══ Given records
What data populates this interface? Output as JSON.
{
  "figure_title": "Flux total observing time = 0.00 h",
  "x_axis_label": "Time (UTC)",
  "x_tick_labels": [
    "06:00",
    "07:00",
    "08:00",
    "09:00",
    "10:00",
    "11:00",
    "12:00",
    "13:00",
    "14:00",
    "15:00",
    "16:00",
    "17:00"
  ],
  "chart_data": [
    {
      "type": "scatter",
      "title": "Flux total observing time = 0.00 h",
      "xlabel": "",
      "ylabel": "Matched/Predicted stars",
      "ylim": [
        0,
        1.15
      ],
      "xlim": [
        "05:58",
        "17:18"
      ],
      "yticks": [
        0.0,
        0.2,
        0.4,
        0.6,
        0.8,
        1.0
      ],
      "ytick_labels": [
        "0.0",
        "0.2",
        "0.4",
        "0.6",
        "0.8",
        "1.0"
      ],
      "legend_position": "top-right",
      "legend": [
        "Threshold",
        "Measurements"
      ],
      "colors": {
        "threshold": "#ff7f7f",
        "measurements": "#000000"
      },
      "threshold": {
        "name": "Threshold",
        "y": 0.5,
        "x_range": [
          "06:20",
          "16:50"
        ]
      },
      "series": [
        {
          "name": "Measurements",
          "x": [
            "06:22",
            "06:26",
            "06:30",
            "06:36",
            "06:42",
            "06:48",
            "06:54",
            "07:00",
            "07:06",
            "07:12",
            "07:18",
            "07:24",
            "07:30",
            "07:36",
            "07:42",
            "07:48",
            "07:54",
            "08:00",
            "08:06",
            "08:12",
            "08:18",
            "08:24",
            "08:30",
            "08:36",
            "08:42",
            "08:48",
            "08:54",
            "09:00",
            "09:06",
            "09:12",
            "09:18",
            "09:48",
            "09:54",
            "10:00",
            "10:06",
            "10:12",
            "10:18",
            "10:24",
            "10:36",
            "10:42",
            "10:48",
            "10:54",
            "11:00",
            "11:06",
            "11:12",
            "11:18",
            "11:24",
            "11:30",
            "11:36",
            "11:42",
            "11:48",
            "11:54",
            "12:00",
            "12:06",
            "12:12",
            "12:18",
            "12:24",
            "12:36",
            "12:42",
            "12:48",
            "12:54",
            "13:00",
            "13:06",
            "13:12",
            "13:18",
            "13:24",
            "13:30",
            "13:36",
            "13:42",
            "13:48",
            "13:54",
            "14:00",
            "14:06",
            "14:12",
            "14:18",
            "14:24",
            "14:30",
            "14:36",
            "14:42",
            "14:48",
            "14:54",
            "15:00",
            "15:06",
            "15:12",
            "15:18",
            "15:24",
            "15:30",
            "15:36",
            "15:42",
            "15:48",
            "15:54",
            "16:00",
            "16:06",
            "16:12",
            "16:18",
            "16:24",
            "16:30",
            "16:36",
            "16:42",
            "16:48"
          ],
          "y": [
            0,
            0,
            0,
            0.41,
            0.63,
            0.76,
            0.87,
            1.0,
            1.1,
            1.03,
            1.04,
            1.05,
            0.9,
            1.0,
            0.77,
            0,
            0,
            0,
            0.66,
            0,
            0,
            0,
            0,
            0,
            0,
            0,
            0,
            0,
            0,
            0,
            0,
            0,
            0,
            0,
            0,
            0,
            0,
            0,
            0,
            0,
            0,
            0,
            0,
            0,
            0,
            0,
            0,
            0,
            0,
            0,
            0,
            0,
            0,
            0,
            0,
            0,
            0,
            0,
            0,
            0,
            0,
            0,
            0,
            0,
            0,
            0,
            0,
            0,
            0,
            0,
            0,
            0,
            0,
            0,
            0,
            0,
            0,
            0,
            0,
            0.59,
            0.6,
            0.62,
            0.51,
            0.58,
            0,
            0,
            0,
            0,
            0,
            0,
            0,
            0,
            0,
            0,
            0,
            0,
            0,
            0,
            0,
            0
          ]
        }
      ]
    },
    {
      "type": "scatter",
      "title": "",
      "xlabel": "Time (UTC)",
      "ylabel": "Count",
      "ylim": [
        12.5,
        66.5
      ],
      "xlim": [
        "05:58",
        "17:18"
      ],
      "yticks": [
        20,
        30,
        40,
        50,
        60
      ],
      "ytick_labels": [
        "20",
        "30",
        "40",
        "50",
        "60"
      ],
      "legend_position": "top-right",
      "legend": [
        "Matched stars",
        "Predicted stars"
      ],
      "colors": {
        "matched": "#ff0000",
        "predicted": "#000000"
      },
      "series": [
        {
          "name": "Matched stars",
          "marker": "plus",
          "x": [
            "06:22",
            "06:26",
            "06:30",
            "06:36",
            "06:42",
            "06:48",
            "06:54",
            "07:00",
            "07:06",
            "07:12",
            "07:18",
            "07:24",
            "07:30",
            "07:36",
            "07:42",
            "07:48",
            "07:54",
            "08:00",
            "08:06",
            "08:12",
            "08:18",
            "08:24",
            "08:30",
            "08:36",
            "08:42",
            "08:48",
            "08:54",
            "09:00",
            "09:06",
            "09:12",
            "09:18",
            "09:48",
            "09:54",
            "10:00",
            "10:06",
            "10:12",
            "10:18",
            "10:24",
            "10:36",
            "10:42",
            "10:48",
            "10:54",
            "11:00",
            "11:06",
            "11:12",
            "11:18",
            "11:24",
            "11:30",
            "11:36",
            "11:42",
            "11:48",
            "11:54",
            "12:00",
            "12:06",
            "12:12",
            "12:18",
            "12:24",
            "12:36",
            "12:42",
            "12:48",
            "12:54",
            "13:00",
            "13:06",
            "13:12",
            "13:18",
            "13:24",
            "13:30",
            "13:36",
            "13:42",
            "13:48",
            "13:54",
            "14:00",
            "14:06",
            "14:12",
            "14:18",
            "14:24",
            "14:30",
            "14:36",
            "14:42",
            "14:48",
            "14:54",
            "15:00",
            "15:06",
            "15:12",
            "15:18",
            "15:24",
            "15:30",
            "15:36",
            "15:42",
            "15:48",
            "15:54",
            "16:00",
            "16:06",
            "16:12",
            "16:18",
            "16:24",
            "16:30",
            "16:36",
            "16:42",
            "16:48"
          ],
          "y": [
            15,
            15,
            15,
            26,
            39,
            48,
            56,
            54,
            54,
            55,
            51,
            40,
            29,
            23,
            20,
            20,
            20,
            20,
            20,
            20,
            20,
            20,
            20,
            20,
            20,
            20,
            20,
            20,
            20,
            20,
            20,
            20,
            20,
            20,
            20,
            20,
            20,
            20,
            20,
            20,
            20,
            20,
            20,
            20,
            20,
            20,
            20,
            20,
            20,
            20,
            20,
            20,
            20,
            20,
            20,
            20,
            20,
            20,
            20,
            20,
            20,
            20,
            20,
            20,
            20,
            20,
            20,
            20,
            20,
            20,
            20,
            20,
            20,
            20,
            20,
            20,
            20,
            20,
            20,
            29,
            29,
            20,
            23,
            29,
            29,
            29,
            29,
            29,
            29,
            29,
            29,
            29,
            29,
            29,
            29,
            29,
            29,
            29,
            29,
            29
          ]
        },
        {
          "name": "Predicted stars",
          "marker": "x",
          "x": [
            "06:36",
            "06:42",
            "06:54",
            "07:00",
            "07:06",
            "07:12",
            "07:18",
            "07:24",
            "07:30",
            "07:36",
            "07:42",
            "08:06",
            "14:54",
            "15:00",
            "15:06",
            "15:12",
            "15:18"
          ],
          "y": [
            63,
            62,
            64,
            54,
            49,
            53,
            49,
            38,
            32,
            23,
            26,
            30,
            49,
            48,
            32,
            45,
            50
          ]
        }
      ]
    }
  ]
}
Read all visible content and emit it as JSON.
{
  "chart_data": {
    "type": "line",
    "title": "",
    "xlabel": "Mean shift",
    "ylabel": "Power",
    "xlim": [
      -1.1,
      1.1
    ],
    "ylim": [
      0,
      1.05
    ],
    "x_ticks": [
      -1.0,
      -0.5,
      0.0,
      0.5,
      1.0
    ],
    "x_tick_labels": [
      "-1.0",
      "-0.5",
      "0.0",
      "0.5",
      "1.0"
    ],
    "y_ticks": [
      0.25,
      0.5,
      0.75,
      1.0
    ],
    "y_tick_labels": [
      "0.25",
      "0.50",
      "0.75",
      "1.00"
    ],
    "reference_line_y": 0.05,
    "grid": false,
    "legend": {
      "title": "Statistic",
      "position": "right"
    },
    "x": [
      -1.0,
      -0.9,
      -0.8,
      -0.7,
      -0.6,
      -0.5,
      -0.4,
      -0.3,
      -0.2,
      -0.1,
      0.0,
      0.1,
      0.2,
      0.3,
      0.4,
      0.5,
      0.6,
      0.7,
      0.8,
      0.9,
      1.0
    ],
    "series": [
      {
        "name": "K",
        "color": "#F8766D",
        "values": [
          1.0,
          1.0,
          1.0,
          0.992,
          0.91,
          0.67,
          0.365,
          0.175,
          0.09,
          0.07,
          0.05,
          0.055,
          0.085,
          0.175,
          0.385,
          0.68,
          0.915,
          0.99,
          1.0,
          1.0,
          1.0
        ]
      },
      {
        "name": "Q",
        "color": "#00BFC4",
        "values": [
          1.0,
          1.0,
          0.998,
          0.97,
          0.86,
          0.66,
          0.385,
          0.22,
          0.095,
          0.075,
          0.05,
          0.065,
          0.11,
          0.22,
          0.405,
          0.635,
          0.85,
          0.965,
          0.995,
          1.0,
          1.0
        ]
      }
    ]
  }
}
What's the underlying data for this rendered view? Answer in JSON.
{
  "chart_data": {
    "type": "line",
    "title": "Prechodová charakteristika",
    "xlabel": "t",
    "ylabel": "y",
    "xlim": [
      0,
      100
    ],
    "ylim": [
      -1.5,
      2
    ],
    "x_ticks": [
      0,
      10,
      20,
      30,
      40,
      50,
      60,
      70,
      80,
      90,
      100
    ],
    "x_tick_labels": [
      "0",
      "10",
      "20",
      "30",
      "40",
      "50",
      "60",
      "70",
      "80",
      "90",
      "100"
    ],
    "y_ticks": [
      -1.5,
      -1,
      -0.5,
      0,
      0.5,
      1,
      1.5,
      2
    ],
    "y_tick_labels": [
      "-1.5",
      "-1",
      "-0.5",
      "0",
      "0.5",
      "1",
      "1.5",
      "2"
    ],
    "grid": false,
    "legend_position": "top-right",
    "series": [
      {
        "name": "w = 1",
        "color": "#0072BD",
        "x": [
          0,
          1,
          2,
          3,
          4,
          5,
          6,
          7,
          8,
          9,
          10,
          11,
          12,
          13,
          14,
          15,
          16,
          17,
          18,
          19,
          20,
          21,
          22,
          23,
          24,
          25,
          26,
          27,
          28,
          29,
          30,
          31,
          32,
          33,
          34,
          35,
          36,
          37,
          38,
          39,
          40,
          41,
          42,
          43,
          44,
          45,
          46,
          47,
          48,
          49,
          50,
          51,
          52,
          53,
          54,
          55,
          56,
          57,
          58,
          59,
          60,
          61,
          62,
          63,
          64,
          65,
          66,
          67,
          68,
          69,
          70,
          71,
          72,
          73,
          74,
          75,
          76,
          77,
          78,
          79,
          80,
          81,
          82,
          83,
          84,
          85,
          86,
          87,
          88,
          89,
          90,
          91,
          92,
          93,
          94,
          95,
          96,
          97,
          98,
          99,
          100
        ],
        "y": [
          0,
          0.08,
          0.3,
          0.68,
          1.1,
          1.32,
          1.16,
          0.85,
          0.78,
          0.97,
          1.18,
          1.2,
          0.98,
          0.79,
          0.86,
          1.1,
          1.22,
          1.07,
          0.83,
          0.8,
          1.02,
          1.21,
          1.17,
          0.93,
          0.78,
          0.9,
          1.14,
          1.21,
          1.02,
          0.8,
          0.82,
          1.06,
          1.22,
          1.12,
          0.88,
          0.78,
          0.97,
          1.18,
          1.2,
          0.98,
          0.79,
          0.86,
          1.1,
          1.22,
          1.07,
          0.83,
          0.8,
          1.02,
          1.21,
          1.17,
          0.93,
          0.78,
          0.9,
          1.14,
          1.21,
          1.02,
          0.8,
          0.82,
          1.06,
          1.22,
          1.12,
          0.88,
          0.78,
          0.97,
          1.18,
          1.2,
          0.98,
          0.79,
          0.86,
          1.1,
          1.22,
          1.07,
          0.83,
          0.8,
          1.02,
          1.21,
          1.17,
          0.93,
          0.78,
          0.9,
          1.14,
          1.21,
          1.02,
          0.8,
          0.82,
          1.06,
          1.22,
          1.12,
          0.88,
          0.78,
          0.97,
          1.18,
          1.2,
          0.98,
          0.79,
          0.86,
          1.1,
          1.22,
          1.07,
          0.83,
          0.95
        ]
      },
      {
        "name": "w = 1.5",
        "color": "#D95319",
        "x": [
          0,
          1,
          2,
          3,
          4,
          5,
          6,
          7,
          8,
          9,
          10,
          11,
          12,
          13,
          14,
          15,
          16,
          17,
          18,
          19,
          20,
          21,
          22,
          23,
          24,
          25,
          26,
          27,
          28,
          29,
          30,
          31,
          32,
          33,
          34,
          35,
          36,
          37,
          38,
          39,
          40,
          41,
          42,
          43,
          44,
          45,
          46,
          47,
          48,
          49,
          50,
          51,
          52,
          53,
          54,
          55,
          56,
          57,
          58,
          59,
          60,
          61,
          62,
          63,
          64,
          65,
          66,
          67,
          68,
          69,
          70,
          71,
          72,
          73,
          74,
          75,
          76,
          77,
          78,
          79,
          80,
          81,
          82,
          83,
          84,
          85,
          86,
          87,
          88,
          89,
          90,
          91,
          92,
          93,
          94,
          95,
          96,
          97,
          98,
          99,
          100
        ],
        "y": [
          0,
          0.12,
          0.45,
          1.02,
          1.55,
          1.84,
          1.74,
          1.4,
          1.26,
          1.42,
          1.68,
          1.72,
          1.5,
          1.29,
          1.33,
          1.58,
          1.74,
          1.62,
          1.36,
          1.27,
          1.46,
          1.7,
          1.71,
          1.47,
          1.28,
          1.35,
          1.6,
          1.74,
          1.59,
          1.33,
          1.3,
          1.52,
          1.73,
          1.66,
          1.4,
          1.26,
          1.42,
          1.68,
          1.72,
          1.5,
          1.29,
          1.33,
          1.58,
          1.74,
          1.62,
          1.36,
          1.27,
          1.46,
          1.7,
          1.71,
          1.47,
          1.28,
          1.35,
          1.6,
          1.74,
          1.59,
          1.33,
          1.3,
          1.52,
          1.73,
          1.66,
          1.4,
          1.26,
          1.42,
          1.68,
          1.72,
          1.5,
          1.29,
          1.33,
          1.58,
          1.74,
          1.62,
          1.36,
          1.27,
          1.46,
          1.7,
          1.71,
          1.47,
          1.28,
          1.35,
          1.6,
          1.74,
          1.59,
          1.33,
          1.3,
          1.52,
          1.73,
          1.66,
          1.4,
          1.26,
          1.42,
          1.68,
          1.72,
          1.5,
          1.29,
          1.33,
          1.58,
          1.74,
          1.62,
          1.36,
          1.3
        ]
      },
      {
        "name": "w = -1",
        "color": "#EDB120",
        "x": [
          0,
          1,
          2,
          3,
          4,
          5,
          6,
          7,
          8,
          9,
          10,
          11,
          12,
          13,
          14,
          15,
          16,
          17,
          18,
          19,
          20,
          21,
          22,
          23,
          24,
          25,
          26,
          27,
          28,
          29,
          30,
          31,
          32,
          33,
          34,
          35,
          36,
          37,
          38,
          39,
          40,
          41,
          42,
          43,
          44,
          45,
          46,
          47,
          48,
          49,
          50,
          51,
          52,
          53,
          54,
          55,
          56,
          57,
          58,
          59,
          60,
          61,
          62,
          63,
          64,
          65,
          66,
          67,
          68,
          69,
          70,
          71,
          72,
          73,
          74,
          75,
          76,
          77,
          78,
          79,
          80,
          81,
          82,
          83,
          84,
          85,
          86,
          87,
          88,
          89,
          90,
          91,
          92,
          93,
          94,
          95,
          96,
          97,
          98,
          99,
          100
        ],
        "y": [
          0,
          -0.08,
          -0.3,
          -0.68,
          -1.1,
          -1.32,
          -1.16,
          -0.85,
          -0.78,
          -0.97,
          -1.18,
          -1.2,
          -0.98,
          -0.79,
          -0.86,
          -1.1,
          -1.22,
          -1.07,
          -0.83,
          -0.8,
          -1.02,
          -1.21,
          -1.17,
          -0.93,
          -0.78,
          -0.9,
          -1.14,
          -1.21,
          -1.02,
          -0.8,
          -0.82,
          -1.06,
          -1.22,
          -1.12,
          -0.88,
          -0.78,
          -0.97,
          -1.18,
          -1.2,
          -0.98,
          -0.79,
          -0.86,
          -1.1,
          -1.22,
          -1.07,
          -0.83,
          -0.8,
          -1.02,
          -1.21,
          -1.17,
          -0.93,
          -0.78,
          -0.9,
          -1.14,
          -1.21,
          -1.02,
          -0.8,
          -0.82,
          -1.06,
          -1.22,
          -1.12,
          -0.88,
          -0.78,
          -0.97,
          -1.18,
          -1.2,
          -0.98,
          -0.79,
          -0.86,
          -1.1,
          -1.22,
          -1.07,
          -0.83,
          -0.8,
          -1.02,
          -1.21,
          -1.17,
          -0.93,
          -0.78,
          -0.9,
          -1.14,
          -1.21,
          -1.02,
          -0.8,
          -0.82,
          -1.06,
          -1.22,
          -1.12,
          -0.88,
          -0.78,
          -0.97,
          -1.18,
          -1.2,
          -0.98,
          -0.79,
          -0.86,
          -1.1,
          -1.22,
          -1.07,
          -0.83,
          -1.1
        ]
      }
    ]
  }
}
════
-- Prompt --
Going over the lines above, work out how many include "total", then give only that number.

-- Finished task --
2